Written task:
Omit any picture, and return the remaining data exactly as written.

Start of Material supplied

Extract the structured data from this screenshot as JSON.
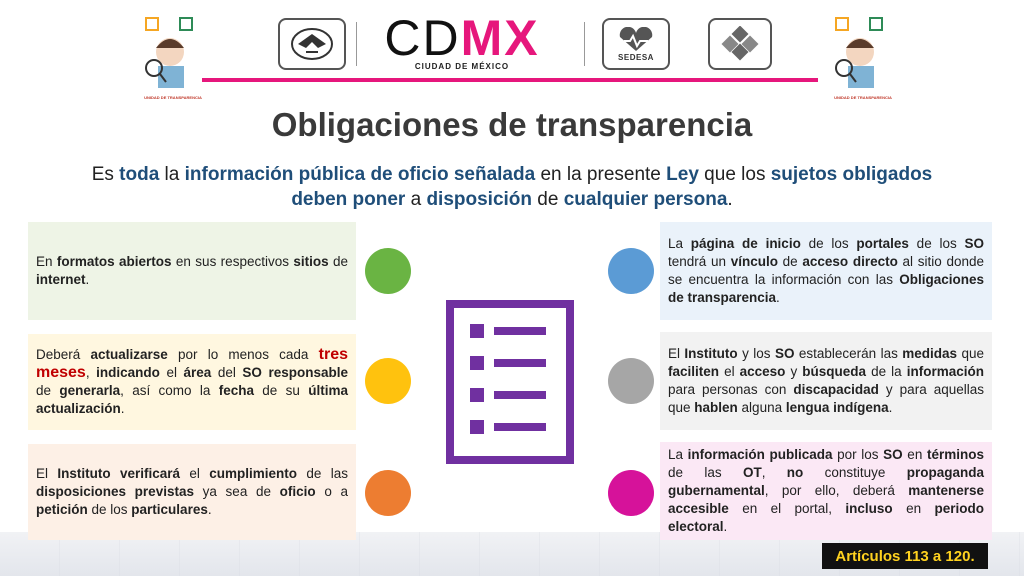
{
  "header": {
    "logo_left_text": "",
    "cdmx_cd": "CD",
    "cdmx_mx": "MX",
    "cdmx_sub": "CIUDAD DE MÉXICO",
    "sedesa": "SEDESA",
    "mascot_caption": "UNIDAD DE TRANSPARENCIA"
  },
  "title": "Obligaciones de transparencia",
  "intro": {
    "p1": "Es ",
    "p2": "toda",
    "p3": " la ",
    "p4": "información pública de oficio señalada",
    "p5": " en la presente ",
    "p6": "Ley",
    "p7": " que los ",
    "p8": "sujetos obligados",
    "p9": "deben poner",
    "p10": " a ",
    "p11": "disposición",
    "p12": " de ",
    "p13": "cualquier persona",
    "p14": "."
  },
  "cards": {
    "left1": [
      "En ",
      "formatos abiertos",
      " en sus respectivos ",
      "sitios",
      " de ",
      "internet",
      "."
    ],
    "left2": [
      "Deberá ",
      "actualizarse",
      " por lo menos cada ",
      "tres meses",
      ", ",
      "indicando",
      " el ",
      "área",
      " del ",
      "SO responsable",
      " de ",
      "generarla",
      ", así como la ",
      "fecha",
      " de su ",
      "última actualización",
      "."
    ],
    "left3": [
      "El ",
      "Instituto verificará",
      " el ",
      "cumplimiento",
      " de las ",
      "disposiciones previstas",
      " ya sea de ",
      "oficio",
      " o a ",
      "petición",
      " de los ",
      "particulares",
      "."
    ],
    "right1": [
      "La ",
      "página de inicio",
      " de los ",
      "portales",
      " de los ",
      "SO",
      " tendrá un ",
      "vínculo",
      " de ",
      "acceso directo",
      " al sitio donde se encuentra la información con las ",
      "Obligaciones de transparencia",
      "."
    ],
    "right2": [
      "El ",
      "Instituto",
      " y los ",
      "SO",
      " establecerán las ",
      "medidas",
      " que ",
      "faciliten",
      " el ",
      "acceso",
      " y ",
      "búsqueda",
      " de la ",
      "información",
      " para personas con ",
      "discapacidad",
      " y para aquellas que ",
      "hablen",
      " alguna ",
      "lengua indígena",
      "."
    ],
    "right3": [
      "La ",
      "información publicada",
      " por los ",
      "SO",
      " en ",
      "términos",
      " de las ",
      "OT",
      ", ",
      "no",
      " constituye ",
      "propaganda gubernamental",
      ", por ello, deberá ",
      "mantenerse accesible",
      " en el portal, ",
      "incluso",
      " en ",
      "periodo electoral",
      "."
    ]
  },
  "colors": {
    "accent_pink": "#e6177c",
    "title_blue": "#1f4e79",
    "green": "#6ab443",
    "yellow": "#ffc20e",
    "orange": "#ed7d31",
    "blue": "#5b9bd5",
    "gray": "#a6a6a6",
    "magenta": "#d6129a",
    "purple": "#7030a0"
  },
  "badge": "Artículos 113 a 120."
}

End of Material supplied

Complete answer:
Extract the structured data from this screenshot as JSON.
{
  "header": {
    "logo_left_text": "",
    "cdmx_cd": "CD",
    "cdmx_mx": "MX",
    "cdmx_sub": "CIUDAD DE MÉXICO",
    "sedesa": "SEDESA",
    "mascot_caption": "UNIDAD DE TRANSPARENCIA"
  },
  "title": "Obligaciones de transparencia",
  "intro": {
    "p1": "Es ",
    "p2": "toda",
    "p3": " la ",
    "p4": "información pública de oficio señalada",
    "p5": " en la presente ",
    "p6": "Ley",
    "p7": " que los ",
    "p8": "sujetos obligados",
    "p9": "deben poner",
    "p10": " a ",
    "p11": "disposición",
    "p12": " de ",
    "p13": "cualquier persona",
    "p14": "."
  },
  "cards": {
    "left1": [
      "En ",
      "formatos abiertos",
      " en sus respectivos ",
      "sitios",
      " de ",
      "internet",
      "."
    ],
    "left2": [
      "Deberá ",
      "actualizarse",
      " por lo menos cada ",
      "tres meses",
      ", ",
      "indicando",
      " el ",
      "área",
      " del ",
      "SO responsable",
      " de ",
      "generarla",
      ", así como la ",
      "fecha",
      " de su ",
      "última actualización",
      "."
    ],
    "left3": [
      "El ",
      "Instituto verificará",
      " el ",
      "cumplimiento",
      " de las ",
      "disposiciones previstas",
      " ya sea de ",
      "oficio",
      " o a ",
      "petición",
      " de los ",
      "particulares",
      "."
    ],
    "right1": [
      "La ",
      "página de inicio",
      " de los ",
      "portales",
      " de los ",
      "SO",
      " tendrá un ",
      "vínculo",
      " de ",
      "acceso directo",
      " al sitio donde se encuentra la información con las ",
      "Obligaciones de transparencia",
      "."
    ],
    "right2": [
      "El ",
      "Instituto",
      " y los ",
      "SO",
      " establecerán las ",
      "medidas",
      " que ",
      "faciliten",
      " el ",
      "acceso",
      " y ",
      "búsqueda",
      " de la ",
      "información",
      " para personas con ",
      "discapacidad",
      " y para aquellas que ",
      "hablen",
      " alguna ",
      "lengua indígena",
      "."
    ],
    "right3": [
      "La ",
      "información publicada",
      " por los ",
      "SO",
      " en ",
      "términos",
      " de las ",
      "OT",
      ", ",
      "no",
      " constituye ",
      "propaganda gubernamental",
      ", por ello, deberá ",
      "mantenerse accesible",
      " en el portal, ",
      "incluso",
      " en ",
      "periodo electoral",
      "."
    ]
  },
  "colors": {
    "accent_pink": "#e6177c",
    "title_blue": "#1f4e79",
    "green": "#6ab443",
    "yellow": "#ffc20e",
    "orange": "#ed7d31",
    "blue": "#5b9bd5",
    "gray": "#a6a6a6",
    "magenta": "#d6129a",
    "purple": "#7030a0"
  },
  "badge": "Artículos 113 a 120."
}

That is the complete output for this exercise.